DESCRIPTION OF THE TASK
Skip all pictures; return exactly the lines from the one containing "Transcribe this image's" through the end of the data.
-- Begin ENTRIES PROVIDED --
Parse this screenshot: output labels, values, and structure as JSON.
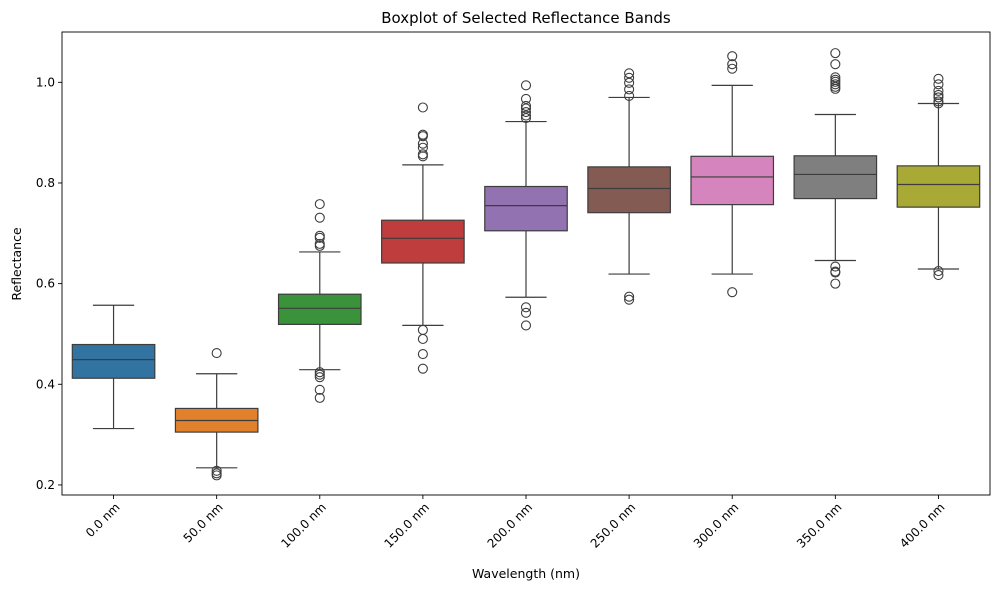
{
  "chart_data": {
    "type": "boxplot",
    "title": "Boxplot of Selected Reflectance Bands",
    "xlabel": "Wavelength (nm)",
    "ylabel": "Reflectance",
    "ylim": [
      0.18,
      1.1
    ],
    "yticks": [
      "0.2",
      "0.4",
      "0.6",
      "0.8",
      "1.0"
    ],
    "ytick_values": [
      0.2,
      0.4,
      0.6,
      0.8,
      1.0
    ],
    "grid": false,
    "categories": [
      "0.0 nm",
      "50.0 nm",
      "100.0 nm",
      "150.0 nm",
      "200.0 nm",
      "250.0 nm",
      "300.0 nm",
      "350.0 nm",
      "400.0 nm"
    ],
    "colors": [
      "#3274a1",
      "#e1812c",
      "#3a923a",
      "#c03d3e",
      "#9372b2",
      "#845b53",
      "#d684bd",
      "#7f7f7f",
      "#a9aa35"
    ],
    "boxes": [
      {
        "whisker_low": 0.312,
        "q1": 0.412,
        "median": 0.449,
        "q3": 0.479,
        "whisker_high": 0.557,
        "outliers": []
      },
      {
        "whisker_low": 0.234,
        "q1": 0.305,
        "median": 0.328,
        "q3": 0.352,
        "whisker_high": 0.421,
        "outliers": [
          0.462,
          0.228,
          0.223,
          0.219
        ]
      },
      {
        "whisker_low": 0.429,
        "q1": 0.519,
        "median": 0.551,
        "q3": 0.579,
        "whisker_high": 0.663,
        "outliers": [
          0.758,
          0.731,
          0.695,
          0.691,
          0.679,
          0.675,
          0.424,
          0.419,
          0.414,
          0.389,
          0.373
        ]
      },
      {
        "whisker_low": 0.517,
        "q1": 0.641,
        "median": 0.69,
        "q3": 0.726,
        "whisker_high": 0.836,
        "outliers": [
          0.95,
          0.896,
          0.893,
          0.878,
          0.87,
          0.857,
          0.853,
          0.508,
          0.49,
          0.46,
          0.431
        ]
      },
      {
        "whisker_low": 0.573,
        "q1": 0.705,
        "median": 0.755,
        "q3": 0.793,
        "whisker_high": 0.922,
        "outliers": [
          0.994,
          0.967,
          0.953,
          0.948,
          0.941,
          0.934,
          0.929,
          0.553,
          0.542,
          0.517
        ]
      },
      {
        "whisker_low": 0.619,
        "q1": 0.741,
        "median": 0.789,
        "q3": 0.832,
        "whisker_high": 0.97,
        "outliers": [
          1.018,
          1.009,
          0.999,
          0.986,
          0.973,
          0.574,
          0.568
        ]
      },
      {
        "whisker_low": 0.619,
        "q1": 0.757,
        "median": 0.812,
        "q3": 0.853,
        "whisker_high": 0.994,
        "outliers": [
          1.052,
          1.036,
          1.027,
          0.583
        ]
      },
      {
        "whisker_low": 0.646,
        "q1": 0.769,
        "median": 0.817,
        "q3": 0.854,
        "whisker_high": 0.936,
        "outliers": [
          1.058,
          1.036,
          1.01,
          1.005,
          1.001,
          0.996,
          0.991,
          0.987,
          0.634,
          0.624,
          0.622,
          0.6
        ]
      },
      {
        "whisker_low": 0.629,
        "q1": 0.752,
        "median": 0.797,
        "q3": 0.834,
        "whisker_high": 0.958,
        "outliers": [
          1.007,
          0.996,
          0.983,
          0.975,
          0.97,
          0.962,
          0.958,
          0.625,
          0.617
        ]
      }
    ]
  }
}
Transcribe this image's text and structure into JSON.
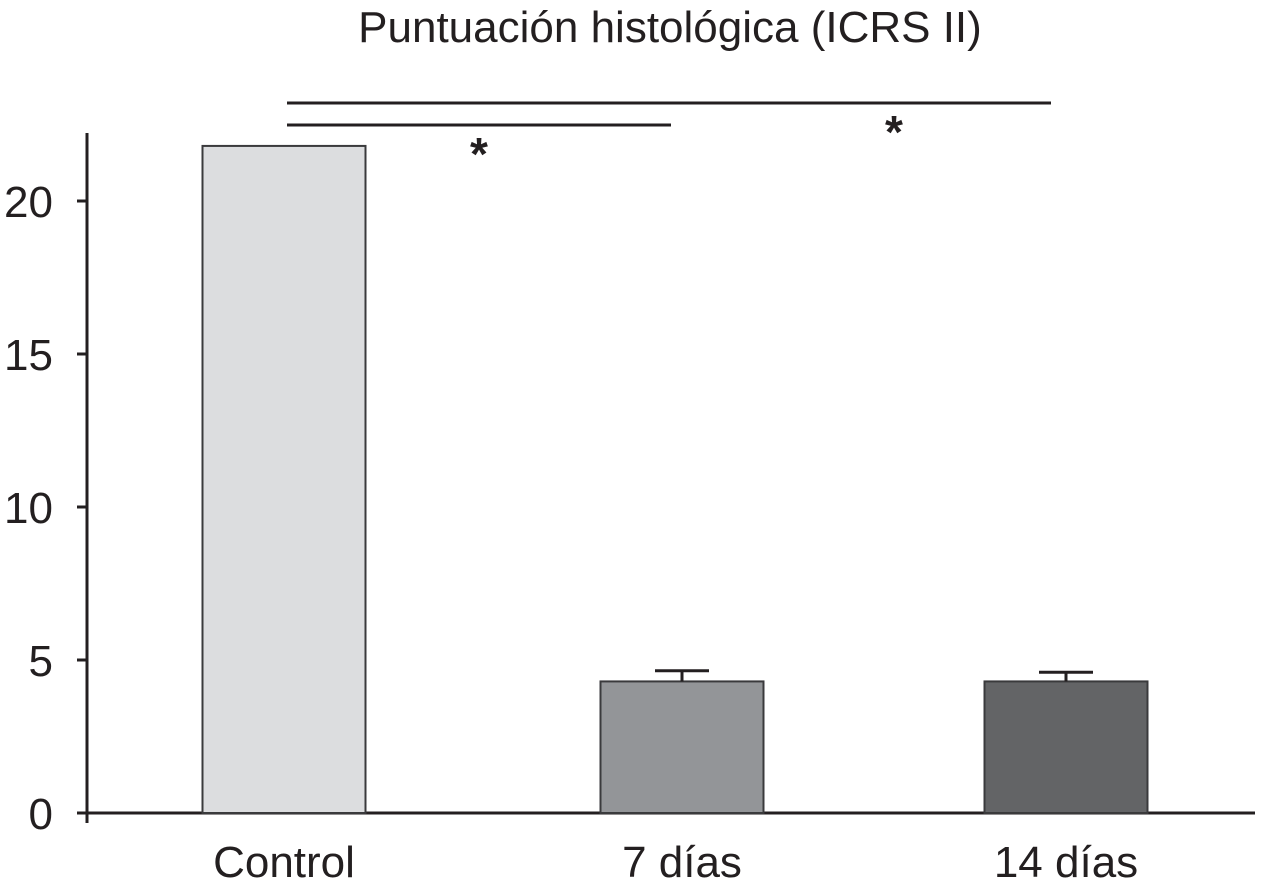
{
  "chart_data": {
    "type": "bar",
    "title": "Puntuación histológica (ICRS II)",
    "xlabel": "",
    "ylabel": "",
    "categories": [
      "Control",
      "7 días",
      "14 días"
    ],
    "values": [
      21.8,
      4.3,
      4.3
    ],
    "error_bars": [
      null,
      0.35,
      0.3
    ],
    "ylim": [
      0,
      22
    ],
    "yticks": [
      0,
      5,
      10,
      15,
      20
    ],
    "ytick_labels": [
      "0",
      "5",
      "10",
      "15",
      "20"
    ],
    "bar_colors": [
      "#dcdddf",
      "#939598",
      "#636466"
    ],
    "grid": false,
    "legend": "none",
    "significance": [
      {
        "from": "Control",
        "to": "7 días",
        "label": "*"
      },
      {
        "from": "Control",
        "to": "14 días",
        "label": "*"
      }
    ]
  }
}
-- End ENTRIES PROVIDED --
RESULT OF THIS EXERCISE
Transcribe this image's text and structure into JSON.
{
  "chart_data": {
    "type": "bar",
    "title": "Puntuación histológica (ICRS II)",
    "xlabel": "",
    "ylabel": "",
    "categories": [
      "Control",
      "7 días",
      "14 días"
    ],
    "values": [
      21.8,
      4.3,
      4.3
    ],
    "error_bars": [
      null,
      0.35,
      0.3
    ],
    "ylim": [
      0,
      22
    ],
    "yticks": [
      0,
      5,
      10,
      15,
      20
    ],
    "ytick_labels": [
      "0",
      "5",
      "10",
      "15",
      "20"
    ],
    "bar_colors": [
      "#dcdddf",
      "#939598",
      "#636466"
    ],
    "grid": false,
    "legend": "none",
    "significance": [
      {
        "from": "Control",
        "to": "7 días",
        "label": "*"
      },
      {
        "from": "Control",
        "to": "14 días",
        "label": "*"
      }
    ]
  }
}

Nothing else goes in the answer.